EXERCISE DIRECTIONS:
Output the line containing "Output a JSON" and each line after it through the end of the data, exactly as written, with pictures left out.

++++++++++++++++++++

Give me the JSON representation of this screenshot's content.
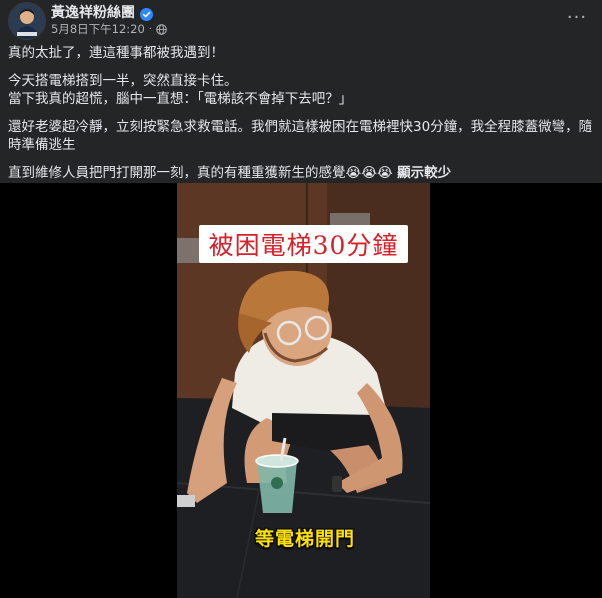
{
  "header": {
    "page_name": "黃逸祥粉絲團",
    "timestamp": "5月8日下午12:20",
    "separator": "·",
    "verified_icon": "verified-badge-icon",
    "privacy_icon": "globe-icon",
    "more_label": "···"
  },
  "post": {
    "paragraphs": [
      "真的太扯了，連這種事都被我遇到！",
      "今天搭電梯搭到一半，突然直接卡住。",
      "當下我真的超慌，腦中一直想：「電梯該不會掉下去吧？」",
      "還好老婆超冷靜，立刻按緊急求救電話。我們就這樣被困在電梯裡快30分鐘，我全程膝蓋微彎，隨時準備逃生",
      "直到維修人員把門打開那一刻，真的有種重獲新生的感覺😭😭😭"
    ],
    "see_more": "顯示較少"
  },
  "video": {
    "caption_top": "被困電梯30分鐘",
    "caption_bottom": "等電梯開門"
  },
  "colors": {
    "background": "#242526",
    "text": "#e4e6eb",
    "secondary_text": "#b0b3b8",
    "verified": "#2d88ff",
    "caption_red": "#d8202a",
    "caption_yellow": "#ffe100"
  }
}
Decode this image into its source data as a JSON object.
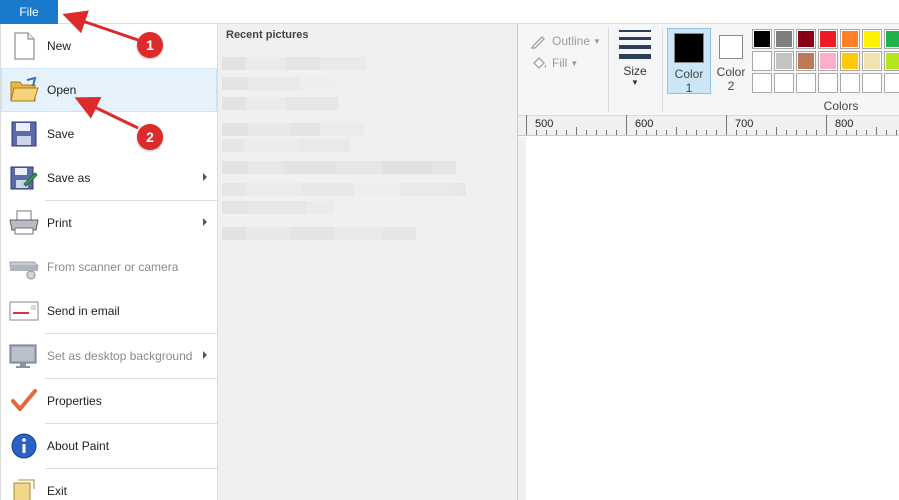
{
  "file_tab": {
    "label": "File"
  },
  "file_menu": {
    "items": [
      {
        "label": "New",
        "icon": "new-document-icon"
      },
      {
        "label": "Open",
        "icon": "open-folder-icon"
      },
      {
        "label": "Save",
        "icon": "floppy-disk-icon"
      },
      {
        "label": "Save as",
        "icon": "save-as-icon"
      },
      {
        "label": "Print",
        "icon": "printer-icon"
      },
      {
        "label": "From scanner or camera",
        "icon": "scanner-icon"
      },
      {
        "label": "Send in email",
        "icon": "envelope-icon"
      },
      {
        "label": "Set as desktop background",
        "icon": "desktop-icon"
      },
      {
        "label": "Properties",
        "icon": "checkmark-icon"
      },
      {
        "label": "About Paint",
        "icon": "info-icon"
      },
      {
        "label": "Exit",
        "icon": "exit-icon"
      }
    ]
  },
  "recent": {
    "title": "Recent pictures"
  },
  "ribbon": {
    "outline_label": "Outline",
    "fill_label": "Fill",
    "size_label": "Size",
    "color1_label": "Color",
    "color1_num": "1",
    "color2_label": "Color",
    "color2_num": "2",
    "colors_group_label": "Colors",
    "color1_value": "#000000",
    "color2_value": "#ffffff",
    "palette": [
      "#000000",
      "#7f7f7f",
      "#880015",
      "#ed1c24",
      "#ff7f27",
      "#fff200",
      "#22b14c",
      "#ffffff",
      "#c3c3c3",
      "#b97a57",
      "#ffaec9",
      "#ffc90e",
      "#efe4b0",
      "#b5e61d",
      "#ffffff",
      "#ffffff",
      "#ffffff",
      "#ffffff",
      "#ffffff",
      "#ffffff",
      "#ffffff"
    ]
  },
  "ruler": {
    "labels": [
      "500",
      "600",
      "700",
      "800"
    ]
  },
  "annotations": {
    "badge1": "1",
    "badge2": "2",
    "color": "#dd2a2a"
  }
}
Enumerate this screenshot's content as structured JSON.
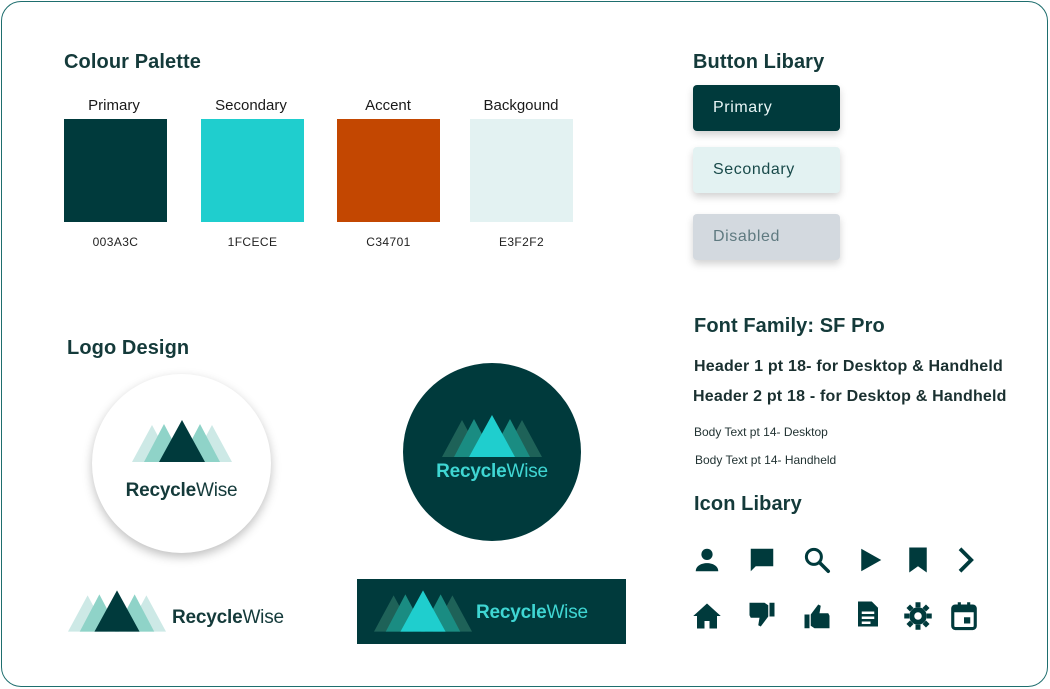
{
  "palette": {
    "title": "Colour Palette",
    "swatches": [
      {
        "label": "Primary",
        "hex": "003A3C",
        "color": "#003A3C"
      },
      {
        "label": "Secondary",
        "hex": "1FCECE",
        "color": "#1FCECE"
      },
      {
        "label": "Accent",
        "hex": "C34701",
        "color": "#C34701"
      },
      {
        "label": "Backgound",
        "hex": "E3F2F2",
        "color": "#E3F2F2"
      }
    ]
  },
  "buttons": {
    "title": "Button Libary",
    "primary": "Primary",
    "secondary": "Secondary",
    "disabled": "Disabled"
  },
  "logo": {
    "title": "Logo Design",
    "brand_bold": "Recycle",
    "brand_light": "Wise"
  },
  "fonts": {
    "title": "Font Family: SF Pro",
    "header1": "Header 1 pt 18- for Desktop & Handheld",
    "header2": "Header 2 pt 18 - for Desktop & Handheld",
    "body1": "Body Text pt 14- Desktop",
    "body2": "Body Text pt 14- Handheld"
  },
  "icons": {
    "title": "Icon Libary",
    "row1": [
      "person-icon",
      "chat-bubble-icon",
      "search-icon",
      "play-icon",
      "bookmark-icon",
      "chevron-right-icon"
    ],
    "row2": [
      "home-icon",
      "thumb-down-icon",
      "thumb-up-icon",
      "document-icon",
      "gear-icon",
      "calendar-icon"
    ]
  },
  "colors": {
    "primary": "#003A3C",
    "secondary": "#1FCECE",
    "accent": "#C34701",
    "background": "#E3F2F2"
  }
}
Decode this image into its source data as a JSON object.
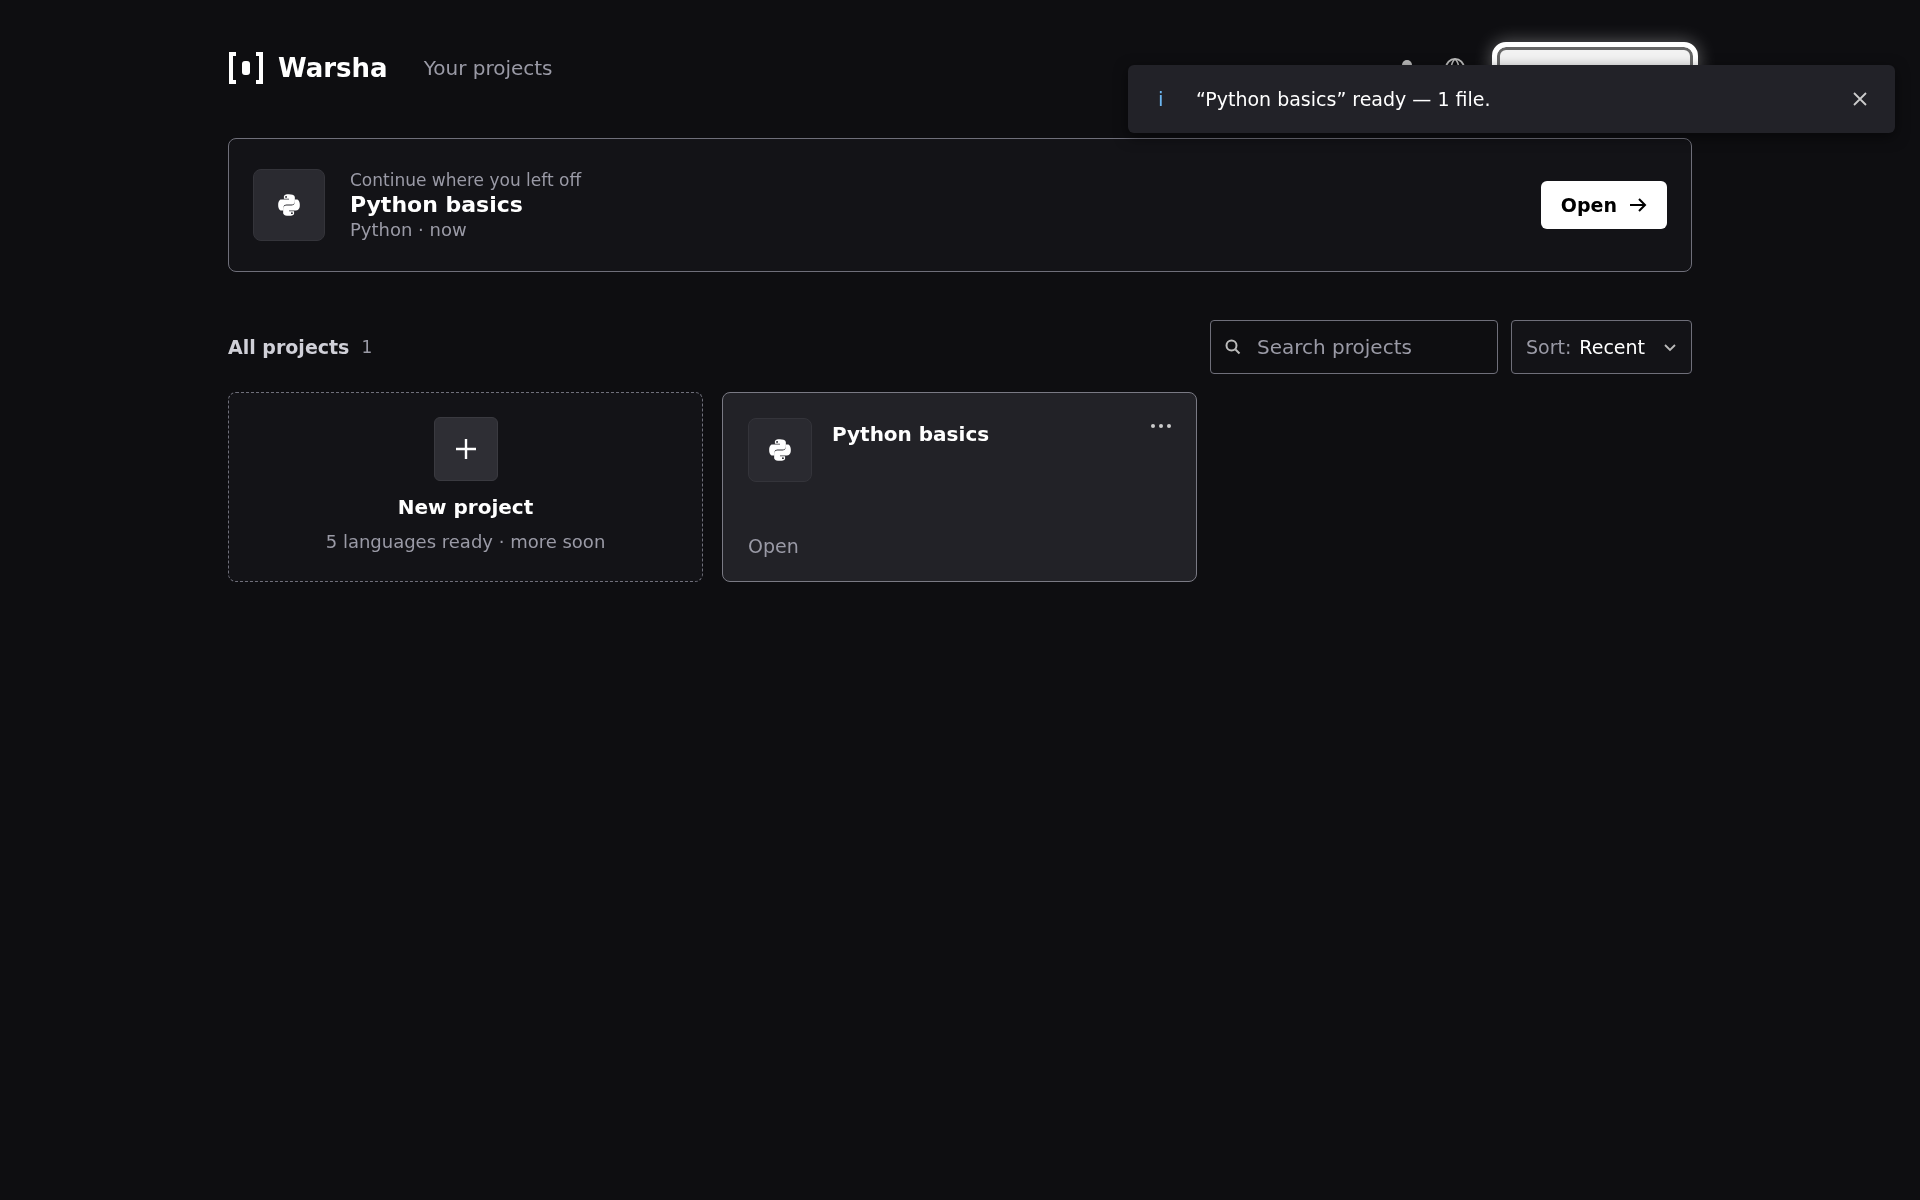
{
  "header": {
    "brand": "Warsha",
    "nav_link": "Your projects"
  },
  "toast": {
    "icon": "i",
    "message": "“Python basics” ready — 1 file."
  },
  "continue_card": {
    "eyebrow": "Continue where you left off",
    "title": "Python basics",
    "meta": "Python · now",
    "button": "Open"
  },
  "projects": {
    "heading": "All projects",
    "count": "1",
    "search": {
      "placeholder": "Search projects"
    },
    "sort": {
      "label": "Sort:",
      "value": "Recent"
    },
    "cards": [
      {
        "kind": "new",
        "title": "New project",
        "subtitle": "5 languages ready · more soon"
      },
      {
        "kind": "project",
        "title": "Python basics",
        "action": "Open"
      }
    ]
  }
}
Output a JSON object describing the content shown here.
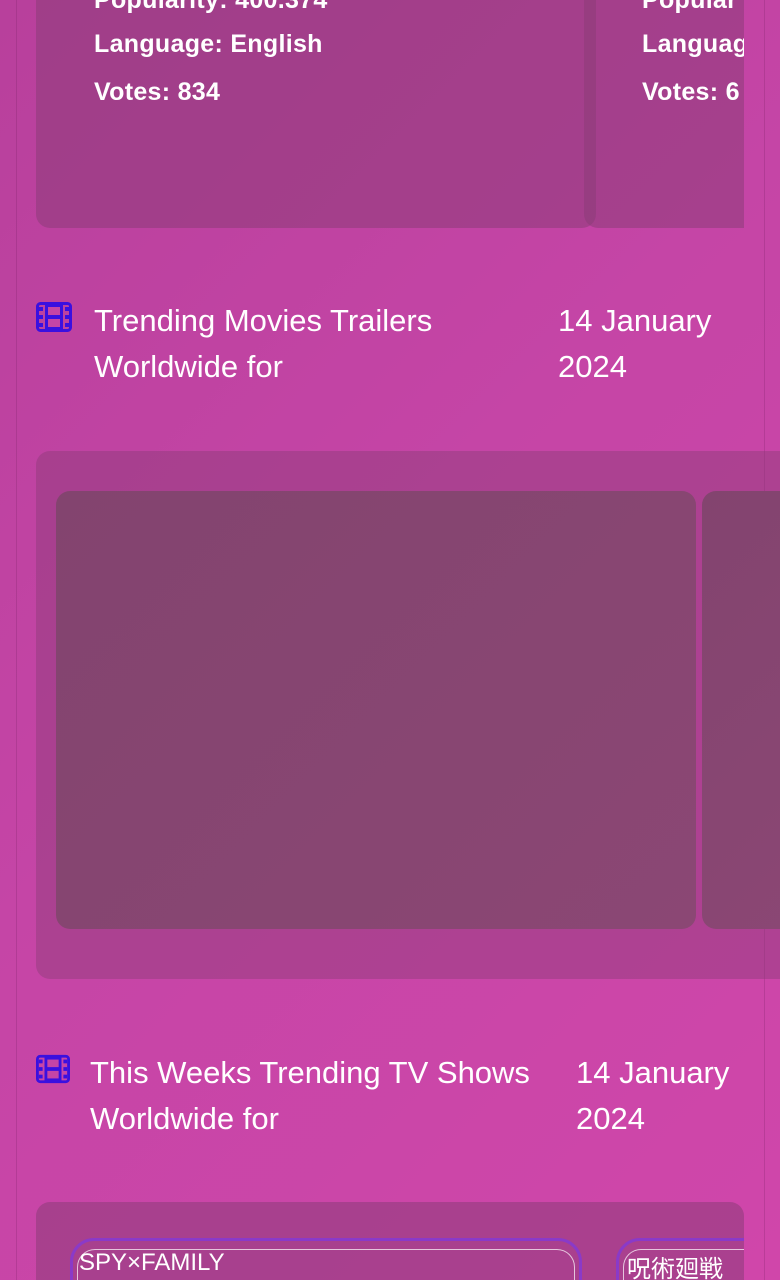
{
  "top_carousel": {
    "cards": [
      {
        "popularity_label": "Popularity: 400.374",
        "language_label": "Language: English",
        "votes_label": "Votes: 834"
      },
      {
        "popularity_label": "Popular",
        "language_label": "Languag",
        "votes_label": "Votes: 6"
      }
    ]
  },
  "trailers_section": {
    "icon": "film-icon",
    "title": "Trending Movies Trailers Worldwide for",
    "date": "14 January 2024"
  },
  "tv_section": {
    "icon": "film-icon",
    "title": "This Weeks Trending TV Shows Worldwide for",
    "date": "14 January 2024",
    "cards": [
      {
        "title": "SPY×FAMILY"
      },
      {
        "title": "呪術廻戦"
      }
    ]
  },
  "colors": {
    "background": "#c545a6",
    "icon": "#3a10e0",
    "card_border": "#8a3ac8"
  }
}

++++++++++++++++++++

SOLUTION TO THIS EXERCISE:
Output a JSON object describing the content shown here.
{
  "top_carousel": {
    "cards": [
      {
        "popularity_label": "Popularity: 400.374",
        "language_label": "Language: English",
        "votes_label": "Votes: 834"
      },
      {
        "popularity_label": "Popular",
        "language_label": "Languag",
        "votes_label": "Votes: 6"
      }
    ]
  },
  "trailers_section": {
    "icon": "film-icon",
    "title": "Trending Movies Trailers Worldwide for",
    "date": "14 January 2024"
  },
  "tv_section": {
    "icon": "film-icon",
    "title": "This Weeks Trending TV Shows Worldwide for",
    "date": "14 January 2024",
    "cards": [
      {
        "title": "SPY×FAMILY"
      },
      {
        "title": "呪術廻戦"
      }
    ]
  },
  "colors": {
    "background": "#c545a6",
    "icon": "#3a10e0",
    "card_border": "#8a3ac8"
  }
}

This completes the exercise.